• [Request]
Each entry below should be reproduced character for character.

• [Task inputs]
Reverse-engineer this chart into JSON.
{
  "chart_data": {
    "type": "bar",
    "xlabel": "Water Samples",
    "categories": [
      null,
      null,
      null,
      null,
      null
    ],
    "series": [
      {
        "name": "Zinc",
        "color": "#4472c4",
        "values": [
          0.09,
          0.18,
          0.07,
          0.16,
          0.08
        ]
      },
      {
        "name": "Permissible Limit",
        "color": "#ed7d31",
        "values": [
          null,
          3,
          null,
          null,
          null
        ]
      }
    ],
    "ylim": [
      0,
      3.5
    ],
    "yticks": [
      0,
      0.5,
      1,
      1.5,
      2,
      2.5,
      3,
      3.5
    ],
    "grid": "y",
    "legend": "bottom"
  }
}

• [Response]
Reverse-engineer this chart into JSON.
{
  "chart_data": {
    "type": "bar",
    "xlabel": "Water Samples",
    "categories": [
      null,
      null,
      null,
      null,
      null
    ],
    "series": [
      {
        "name": "Zinc",
        "color": "#4472c4",
        "values": [
          0.09,
          0.18,
          0.07,
          0.16,
          0.08
        ]
      },
      {
        "name": "Permissible Limit",
        "color": "#ed7d31",
        "values": [
          null,
          3,
          null,
          null,
          null
        ]
      }
    ],
    "ylim": [
      0,
      3.5
    ],
    "yticks": [
      0,
      0.5,
      1,
      1.5,
      2,
      2.5,
      3,
      3.5
    ],
    "grid": "y",
    "legend": "bottom"
  }
}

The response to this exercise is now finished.